Collection entries
====
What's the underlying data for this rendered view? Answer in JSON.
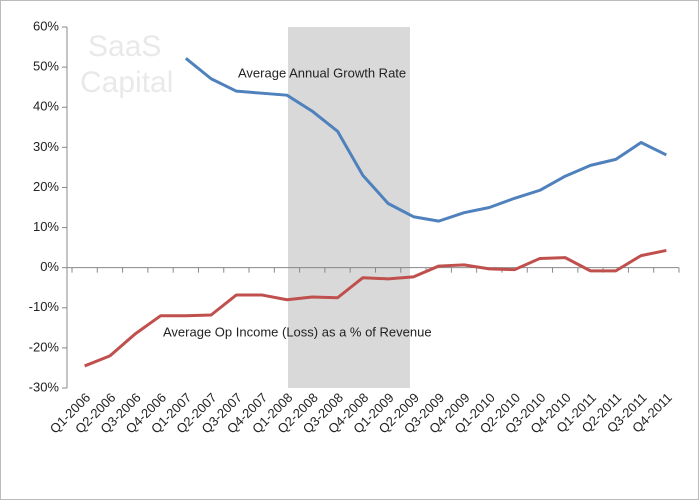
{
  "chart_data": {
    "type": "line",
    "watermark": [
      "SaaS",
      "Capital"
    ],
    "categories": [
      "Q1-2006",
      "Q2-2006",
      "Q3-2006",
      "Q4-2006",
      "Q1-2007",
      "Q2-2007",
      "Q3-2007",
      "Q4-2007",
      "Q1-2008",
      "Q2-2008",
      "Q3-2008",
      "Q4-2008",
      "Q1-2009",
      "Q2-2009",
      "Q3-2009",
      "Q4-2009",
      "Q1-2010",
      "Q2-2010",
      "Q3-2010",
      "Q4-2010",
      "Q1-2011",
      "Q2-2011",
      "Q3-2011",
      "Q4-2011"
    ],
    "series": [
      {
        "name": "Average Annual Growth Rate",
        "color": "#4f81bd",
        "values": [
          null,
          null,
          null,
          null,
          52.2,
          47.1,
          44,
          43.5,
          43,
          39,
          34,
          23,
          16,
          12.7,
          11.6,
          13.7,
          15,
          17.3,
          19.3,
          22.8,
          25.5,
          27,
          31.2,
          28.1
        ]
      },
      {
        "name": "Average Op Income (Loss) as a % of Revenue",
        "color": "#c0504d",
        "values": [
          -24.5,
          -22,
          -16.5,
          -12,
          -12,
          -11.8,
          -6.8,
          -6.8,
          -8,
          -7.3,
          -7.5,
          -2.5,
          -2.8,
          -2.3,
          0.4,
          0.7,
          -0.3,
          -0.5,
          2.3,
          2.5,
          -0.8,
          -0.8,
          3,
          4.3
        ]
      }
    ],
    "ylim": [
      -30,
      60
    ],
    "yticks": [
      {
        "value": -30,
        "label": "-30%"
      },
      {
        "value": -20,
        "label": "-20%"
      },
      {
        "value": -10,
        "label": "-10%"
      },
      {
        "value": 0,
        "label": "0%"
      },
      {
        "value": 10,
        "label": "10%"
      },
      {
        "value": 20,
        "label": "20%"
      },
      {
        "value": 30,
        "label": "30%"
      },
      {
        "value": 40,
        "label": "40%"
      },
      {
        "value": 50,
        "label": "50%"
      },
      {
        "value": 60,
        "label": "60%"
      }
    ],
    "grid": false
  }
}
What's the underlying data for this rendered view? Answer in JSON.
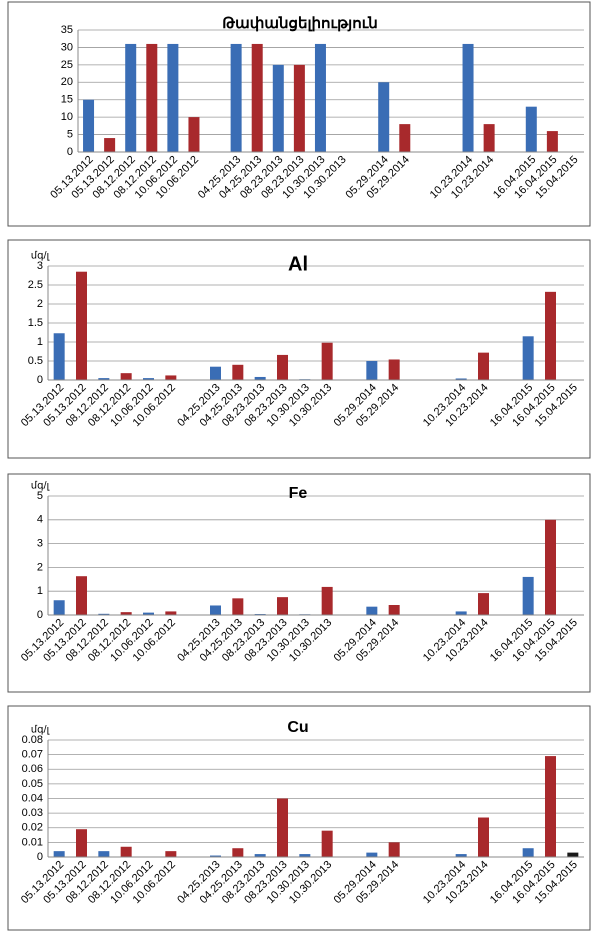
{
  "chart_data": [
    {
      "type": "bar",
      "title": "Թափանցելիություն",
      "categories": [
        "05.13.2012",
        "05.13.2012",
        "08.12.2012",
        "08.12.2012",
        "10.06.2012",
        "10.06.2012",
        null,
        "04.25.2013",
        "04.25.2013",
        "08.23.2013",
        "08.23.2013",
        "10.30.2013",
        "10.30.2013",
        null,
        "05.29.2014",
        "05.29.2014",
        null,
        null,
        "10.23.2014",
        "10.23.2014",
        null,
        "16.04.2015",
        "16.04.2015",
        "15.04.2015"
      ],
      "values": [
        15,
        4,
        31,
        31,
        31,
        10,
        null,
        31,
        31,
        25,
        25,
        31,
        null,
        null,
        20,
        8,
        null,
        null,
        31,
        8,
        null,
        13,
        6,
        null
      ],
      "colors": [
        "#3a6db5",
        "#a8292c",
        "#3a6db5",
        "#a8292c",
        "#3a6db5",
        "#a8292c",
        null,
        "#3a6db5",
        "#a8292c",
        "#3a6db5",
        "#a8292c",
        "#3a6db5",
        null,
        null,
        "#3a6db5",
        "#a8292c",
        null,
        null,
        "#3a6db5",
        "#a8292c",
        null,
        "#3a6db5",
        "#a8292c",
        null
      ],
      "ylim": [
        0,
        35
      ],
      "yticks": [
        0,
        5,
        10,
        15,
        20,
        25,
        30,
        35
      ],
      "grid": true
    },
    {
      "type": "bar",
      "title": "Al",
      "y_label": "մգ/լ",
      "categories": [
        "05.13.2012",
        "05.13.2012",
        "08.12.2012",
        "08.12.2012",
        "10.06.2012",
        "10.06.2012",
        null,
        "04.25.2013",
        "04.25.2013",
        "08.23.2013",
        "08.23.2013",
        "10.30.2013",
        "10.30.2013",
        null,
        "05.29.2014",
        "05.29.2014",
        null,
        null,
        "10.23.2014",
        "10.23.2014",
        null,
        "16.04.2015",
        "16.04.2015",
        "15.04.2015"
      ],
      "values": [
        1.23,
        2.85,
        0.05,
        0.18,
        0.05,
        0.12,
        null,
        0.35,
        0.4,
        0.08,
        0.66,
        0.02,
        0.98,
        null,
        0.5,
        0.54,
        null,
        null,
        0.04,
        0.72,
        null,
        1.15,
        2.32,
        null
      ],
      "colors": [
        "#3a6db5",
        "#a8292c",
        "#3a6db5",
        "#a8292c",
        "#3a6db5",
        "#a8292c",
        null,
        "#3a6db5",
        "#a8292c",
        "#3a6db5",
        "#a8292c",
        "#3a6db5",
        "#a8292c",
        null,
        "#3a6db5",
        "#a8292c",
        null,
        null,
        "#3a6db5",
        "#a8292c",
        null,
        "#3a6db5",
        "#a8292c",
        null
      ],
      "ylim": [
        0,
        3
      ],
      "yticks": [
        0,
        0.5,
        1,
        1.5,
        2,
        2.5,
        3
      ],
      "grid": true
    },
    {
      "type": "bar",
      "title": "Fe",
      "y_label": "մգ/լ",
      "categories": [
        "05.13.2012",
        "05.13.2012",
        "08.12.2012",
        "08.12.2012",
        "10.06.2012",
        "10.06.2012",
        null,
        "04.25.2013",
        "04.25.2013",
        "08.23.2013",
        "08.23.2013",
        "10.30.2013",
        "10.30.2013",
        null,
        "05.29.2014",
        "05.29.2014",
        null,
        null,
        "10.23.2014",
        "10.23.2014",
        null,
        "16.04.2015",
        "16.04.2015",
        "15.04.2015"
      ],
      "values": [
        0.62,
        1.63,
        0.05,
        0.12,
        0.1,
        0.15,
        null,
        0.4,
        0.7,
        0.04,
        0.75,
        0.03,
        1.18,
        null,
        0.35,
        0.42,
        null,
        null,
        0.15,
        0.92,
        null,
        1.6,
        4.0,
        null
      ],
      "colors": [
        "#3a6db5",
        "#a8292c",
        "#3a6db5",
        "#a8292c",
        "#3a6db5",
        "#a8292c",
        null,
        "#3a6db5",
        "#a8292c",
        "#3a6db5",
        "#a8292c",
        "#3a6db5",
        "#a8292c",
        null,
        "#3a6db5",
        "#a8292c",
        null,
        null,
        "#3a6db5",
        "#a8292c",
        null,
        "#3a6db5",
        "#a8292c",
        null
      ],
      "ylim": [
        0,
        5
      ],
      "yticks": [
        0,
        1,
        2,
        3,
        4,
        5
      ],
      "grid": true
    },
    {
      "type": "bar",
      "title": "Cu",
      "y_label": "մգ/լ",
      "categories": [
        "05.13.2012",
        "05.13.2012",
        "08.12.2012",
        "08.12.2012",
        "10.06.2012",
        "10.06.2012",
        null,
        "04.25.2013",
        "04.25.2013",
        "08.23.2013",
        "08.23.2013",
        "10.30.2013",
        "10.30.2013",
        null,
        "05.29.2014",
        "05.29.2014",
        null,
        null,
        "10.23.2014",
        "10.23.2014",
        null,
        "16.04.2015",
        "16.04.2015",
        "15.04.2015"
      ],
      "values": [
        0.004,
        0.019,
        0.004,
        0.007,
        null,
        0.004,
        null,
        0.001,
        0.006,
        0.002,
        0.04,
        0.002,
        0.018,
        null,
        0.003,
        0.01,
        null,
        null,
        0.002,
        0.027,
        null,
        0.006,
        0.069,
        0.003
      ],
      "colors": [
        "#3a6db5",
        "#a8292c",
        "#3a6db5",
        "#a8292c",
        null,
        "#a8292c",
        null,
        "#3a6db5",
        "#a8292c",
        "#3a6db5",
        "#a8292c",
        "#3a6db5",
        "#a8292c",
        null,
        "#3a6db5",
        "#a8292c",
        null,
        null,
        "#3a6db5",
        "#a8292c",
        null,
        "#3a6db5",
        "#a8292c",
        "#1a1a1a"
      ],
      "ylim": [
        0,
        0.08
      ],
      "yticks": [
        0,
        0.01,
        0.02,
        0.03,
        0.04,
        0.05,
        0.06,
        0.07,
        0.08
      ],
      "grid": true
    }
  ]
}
====
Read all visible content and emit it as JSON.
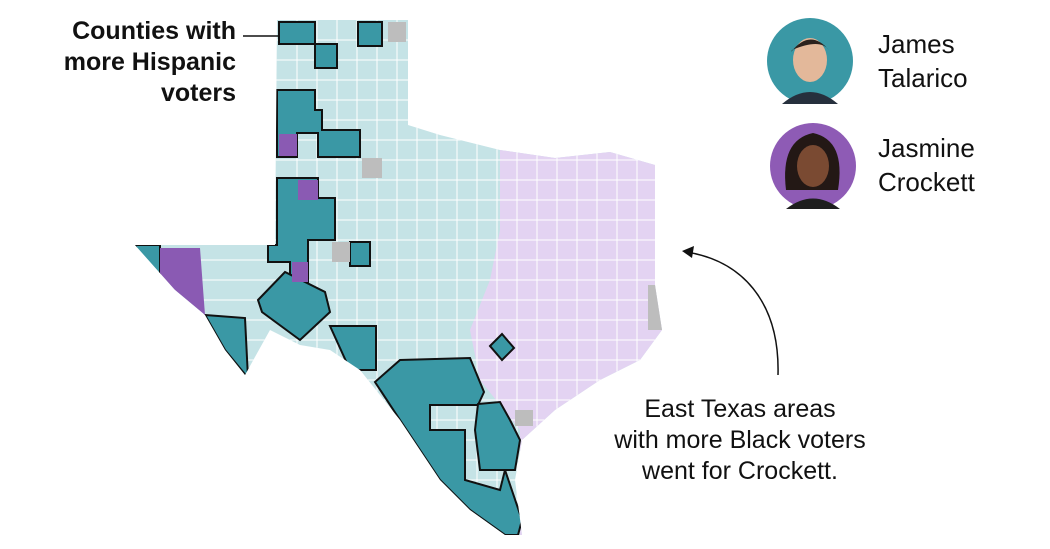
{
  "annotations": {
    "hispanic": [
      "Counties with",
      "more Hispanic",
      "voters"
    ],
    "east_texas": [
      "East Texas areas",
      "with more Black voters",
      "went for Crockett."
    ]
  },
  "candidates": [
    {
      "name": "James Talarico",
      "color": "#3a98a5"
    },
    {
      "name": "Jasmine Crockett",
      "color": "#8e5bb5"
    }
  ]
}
====
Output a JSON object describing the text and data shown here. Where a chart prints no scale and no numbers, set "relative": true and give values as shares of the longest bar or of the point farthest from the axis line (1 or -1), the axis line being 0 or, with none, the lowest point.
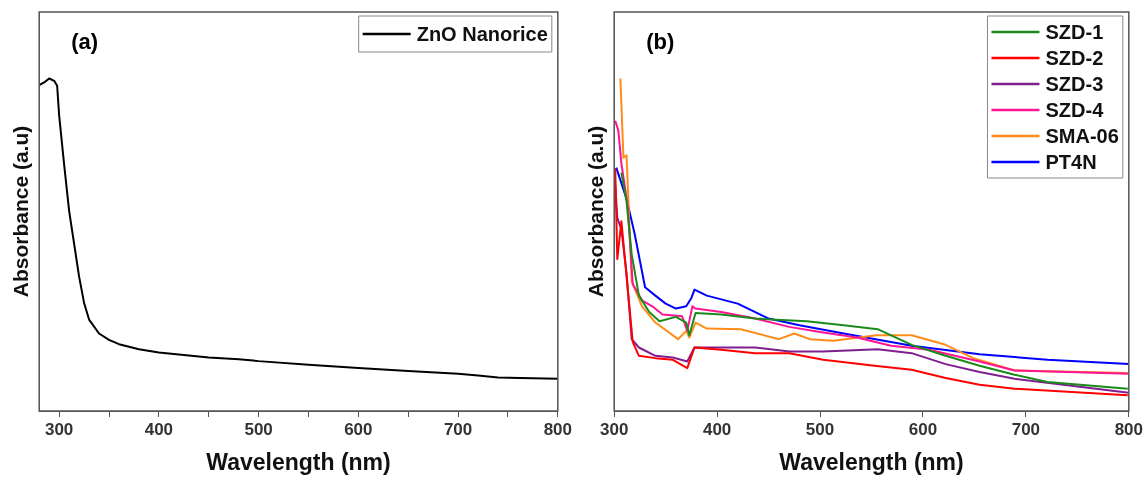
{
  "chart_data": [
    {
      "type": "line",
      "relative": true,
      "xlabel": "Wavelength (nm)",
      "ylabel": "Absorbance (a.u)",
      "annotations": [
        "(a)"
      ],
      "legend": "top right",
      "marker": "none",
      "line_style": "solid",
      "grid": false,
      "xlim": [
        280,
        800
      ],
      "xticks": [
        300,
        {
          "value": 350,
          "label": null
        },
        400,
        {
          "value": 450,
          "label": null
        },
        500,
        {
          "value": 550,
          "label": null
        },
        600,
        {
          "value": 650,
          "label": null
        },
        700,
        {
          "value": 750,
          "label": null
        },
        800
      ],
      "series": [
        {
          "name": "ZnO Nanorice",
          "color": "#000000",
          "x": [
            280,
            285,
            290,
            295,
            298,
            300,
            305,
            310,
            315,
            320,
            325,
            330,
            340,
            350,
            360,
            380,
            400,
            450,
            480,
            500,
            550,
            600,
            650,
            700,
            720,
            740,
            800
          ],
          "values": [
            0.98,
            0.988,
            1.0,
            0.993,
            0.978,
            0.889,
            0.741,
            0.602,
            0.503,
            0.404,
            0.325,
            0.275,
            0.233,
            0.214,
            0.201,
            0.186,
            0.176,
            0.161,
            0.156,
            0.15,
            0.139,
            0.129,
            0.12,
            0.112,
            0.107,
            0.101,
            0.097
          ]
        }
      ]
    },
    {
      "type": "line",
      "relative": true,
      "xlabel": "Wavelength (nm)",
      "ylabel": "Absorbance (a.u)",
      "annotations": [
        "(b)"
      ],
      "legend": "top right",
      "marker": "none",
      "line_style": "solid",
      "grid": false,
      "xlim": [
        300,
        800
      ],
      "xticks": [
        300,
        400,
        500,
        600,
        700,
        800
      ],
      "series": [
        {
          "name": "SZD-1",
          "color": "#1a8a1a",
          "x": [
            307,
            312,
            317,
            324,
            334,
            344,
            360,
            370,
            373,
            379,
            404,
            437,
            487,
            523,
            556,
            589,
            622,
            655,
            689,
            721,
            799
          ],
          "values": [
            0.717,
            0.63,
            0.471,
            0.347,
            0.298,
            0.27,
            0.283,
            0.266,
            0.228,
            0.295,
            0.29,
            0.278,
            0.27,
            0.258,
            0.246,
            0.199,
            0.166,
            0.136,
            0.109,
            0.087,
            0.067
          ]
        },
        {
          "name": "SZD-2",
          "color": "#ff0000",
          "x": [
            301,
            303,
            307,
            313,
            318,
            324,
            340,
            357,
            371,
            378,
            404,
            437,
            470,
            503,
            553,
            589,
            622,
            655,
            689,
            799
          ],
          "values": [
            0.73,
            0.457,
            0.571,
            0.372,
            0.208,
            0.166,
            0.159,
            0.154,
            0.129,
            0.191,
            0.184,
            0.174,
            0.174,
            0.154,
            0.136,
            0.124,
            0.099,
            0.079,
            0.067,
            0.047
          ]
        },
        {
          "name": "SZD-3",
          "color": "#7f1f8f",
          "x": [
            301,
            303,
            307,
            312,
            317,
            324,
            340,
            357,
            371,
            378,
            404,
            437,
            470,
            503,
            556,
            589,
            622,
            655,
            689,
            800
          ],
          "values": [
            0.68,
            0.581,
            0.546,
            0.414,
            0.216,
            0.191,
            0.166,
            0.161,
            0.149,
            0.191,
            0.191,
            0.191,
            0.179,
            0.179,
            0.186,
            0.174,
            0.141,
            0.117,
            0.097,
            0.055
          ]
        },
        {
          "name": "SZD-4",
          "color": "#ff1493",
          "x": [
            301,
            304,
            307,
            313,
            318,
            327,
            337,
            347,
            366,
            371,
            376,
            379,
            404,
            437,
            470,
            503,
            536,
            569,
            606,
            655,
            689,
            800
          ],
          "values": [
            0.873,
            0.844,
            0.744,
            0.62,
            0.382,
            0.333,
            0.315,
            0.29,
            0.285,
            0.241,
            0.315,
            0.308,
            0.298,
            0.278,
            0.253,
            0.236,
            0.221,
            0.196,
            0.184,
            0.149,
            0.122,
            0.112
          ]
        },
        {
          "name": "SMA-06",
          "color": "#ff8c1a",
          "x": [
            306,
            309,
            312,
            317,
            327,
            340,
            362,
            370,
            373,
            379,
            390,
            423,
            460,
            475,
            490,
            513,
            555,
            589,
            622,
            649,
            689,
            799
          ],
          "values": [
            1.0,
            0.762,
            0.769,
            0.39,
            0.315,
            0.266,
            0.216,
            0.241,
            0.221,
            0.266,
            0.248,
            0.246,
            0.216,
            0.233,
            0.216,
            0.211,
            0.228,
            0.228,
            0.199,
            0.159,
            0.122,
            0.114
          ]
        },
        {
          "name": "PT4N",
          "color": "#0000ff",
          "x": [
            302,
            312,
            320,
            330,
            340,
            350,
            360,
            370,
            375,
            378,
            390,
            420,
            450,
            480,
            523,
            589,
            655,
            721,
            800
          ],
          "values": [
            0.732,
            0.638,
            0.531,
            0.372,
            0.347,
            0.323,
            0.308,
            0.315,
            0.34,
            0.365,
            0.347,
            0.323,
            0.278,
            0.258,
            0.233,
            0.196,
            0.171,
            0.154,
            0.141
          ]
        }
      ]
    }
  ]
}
====
_Directions_
Extract from the data every line where "title" shows up.

_Task response_
      "title": "Թափանցելիություն",
      "title": "Al",
      "title": "Fe",
      "title": "Cu",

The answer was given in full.